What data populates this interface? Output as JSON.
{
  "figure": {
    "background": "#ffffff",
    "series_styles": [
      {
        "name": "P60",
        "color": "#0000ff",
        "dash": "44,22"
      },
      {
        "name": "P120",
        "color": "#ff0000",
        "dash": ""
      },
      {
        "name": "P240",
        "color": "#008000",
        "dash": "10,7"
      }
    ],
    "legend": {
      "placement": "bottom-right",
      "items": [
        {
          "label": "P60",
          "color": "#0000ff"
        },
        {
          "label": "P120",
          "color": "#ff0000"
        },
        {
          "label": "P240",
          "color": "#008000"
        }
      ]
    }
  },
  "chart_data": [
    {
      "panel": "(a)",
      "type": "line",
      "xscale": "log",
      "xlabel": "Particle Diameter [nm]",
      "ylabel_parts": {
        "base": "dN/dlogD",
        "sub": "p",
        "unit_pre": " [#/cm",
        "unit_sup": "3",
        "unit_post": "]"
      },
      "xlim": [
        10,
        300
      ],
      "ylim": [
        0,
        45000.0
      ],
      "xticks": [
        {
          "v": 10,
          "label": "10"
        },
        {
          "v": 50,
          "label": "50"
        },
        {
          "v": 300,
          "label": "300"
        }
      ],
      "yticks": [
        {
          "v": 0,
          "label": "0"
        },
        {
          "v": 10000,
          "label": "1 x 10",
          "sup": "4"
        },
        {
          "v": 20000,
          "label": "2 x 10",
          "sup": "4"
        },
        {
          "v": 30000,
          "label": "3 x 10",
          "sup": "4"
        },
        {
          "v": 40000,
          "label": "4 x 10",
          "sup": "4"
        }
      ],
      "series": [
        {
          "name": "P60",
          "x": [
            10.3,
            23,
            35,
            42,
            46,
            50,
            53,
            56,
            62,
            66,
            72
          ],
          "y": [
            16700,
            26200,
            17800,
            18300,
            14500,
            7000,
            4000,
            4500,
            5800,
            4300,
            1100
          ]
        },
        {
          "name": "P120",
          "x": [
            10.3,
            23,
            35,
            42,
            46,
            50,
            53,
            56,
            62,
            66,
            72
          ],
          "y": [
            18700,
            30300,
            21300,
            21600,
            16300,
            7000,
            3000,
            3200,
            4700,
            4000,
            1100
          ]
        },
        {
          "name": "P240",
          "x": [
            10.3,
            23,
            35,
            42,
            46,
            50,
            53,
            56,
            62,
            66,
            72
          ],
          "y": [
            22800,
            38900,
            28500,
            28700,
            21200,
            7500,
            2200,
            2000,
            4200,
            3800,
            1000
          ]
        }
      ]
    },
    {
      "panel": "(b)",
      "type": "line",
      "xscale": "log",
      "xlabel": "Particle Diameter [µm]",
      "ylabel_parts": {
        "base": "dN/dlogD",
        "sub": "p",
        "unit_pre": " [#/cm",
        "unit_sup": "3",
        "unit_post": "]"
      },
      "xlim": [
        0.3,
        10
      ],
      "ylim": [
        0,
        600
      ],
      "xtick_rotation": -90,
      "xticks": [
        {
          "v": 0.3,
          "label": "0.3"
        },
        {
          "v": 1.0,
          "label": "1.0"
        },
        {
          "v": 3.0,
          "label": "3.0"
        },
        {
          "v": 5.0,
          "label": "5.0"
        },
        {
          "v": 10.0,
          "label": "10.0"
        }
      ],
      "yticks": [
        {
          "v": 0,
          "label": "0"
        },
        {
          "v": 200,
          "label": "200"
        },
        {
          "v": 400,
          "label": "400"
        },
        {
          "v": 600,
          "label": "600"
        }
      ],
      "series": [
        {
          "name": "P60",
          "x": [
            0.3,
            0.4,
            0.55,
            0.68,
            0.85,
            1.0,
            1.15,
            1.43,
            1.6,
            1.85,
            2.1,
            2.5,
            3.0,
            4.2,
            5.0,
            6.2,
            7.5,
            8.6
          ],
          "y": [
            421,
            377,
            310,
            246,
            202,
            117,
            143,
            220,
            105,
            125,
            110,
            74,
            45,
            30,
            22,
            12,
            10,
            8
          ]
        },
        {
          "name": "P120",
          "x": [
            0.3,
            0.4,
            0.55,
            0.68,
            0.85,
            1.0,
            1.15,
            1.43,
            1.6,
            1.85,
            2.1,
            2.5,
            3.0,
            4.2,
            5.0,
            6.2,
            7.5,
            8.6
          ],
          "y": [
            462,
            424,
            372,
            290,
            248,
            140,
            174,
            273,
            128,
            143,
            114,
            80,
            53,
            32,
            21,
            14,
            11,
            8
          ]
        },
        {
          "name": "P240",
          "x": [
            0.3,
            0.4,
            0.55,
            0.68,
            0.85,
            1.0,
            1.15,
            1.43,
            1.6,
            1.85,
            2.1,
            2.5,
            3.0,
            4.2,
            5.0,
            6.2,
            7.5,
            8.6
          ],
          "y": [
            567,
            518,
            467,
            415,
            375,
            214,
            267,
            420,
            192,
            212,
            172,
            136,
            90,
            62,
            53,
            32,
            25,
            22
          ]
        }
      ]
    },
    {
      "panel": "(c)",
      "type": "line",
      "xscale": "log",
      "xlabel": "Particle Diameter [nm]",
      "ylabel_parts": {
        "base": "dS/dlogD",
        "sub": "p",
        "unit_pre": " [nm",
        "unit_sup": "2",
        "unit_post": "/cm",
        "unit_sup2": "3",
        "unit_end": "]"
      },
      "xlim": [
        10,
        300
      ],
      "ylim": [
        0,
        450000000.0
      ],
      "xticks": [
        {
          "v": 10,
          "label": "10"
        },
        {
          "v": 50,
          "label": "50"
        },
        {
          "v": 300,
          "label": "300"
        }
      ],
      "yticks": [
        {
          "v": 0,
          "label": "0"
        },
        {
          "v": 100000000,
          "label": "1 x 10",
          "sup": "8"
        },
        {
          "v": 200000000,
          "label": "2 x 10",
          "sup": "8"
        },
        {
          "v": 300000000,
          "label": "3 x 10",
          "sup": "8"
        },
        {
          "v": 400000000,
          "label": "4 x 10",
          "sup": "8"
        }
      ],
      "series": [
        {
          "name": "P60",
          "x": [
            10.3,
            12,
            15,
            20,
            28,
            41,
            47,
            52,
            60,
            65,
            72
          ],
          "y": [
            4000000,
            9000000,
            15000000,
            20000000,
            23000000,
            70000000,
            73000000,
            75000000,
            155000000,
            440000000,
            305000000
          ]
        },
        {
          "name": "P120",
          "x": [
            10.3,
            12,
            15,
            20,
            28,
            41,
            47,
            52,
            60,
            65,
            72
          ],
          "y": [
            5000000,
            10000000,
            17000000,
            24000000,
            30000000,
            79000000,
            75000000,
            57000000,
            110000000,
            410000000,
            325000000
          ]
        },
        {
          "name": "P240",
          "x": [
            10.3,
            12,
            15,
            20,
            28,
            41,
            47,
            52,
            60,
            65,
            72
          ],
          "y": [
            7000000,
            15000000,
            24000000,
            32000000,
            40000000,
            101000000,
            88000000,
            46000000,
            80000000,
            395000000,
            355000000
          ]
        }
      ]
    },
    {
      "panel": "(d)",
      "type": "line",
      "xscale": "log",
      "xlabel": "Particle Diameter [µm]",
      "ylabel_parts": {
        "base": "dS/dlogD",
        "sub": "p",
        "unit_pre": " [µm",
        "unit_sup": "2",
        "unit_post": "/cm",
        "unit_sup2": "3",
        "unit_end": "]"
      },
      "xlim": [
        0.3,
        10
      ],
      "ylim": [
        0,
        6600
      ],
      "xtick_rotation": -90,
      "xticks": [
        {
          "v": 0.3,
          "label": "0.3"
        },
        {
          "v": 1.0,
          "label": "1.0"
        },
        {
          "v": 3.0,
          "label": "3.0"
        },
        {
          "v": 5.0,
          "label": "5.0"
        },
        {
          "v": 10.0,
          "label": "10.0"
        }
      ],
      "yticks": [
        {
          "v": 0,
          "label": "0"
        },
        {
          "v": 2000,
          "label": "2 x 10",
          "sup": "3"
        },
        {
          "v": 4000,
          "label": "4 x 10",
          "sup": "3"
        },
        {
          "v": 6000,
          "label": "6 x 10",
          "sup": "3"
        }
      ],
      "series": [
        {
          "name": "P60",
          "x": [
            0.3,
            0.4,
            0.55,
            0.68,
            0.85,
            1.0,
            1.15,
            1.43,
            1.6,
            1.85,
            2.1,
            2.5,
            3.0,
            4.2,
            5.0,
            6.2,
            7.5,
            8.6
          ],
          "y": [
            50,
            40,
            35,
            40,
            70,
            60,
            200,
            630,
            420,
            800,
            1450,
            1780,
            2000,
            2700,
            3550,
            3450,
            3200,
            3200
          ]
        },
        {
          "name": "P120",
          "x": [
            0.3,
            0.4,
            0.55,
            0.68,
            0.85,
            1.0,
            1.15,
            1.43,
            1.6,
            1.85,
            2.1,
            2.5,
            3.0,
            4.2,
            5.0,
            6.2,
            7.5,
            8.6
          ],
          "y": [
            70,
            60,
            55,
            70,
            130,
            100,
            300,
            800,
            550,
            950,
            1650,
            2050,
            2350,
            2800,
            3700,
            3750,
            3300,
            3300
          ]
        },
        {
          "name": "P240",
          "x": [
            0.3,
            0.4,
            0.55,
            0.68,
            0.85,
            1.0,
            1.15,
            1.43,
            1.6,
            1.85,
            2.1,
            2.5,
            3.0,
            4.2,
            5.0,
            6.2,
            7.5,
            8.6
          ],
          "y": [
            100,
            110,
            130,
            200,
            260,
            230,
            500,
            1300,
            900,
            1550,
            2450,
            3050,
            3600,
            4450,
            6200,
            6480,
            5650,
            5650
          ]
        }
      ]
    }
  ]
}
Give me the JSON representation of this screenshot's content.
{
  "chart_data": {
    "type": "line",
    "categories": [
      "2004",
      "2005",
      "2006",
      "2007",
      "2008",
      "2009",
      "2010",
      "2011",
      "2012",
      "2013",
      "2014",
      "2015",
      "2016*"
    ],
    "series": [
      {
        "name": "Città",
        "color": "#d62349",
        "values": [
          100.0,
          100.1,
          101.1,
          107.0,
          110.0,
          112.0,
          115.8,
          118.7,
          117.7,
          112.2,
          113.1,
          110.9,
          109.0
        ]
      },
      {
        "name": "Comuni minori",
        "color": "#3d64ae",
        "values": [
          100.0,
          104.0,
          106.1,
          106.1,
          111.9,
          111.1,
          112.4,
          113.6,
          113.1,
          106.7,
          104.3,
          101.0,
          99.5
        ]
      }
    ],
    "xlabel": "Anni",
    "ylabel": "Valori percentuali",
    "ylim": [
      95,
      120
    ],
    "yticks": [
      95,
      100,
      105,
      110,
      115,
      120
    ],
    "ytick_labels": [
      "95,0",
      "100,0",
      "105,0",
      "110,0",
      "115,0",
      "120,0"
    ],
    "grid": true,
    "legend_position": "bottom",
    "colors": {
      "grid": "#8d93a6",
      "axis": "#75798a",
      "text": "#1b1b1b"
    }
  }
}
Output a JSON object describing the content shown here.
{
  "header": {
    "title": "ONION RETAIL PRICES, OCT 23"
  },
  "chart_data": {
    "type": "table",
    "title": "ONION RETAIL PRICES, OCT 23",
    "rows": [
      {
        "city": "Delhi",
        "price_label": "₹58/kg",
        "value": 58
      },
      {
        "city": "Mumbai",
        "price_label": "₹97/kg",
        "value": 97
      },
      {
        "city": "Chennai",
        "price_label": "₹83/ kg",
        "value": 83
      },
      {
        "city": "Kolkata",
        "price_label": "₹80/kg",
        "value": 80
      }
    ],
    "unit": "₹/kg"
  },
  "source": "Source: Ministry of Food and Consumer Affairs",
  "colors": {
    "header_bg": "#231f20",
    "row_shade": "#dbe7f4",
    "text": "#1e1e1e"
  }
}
□ □ □ □ □ □ □
## Instruction
Report only the number of lines that hold the string "JSON" in this listing.

## Correct result
3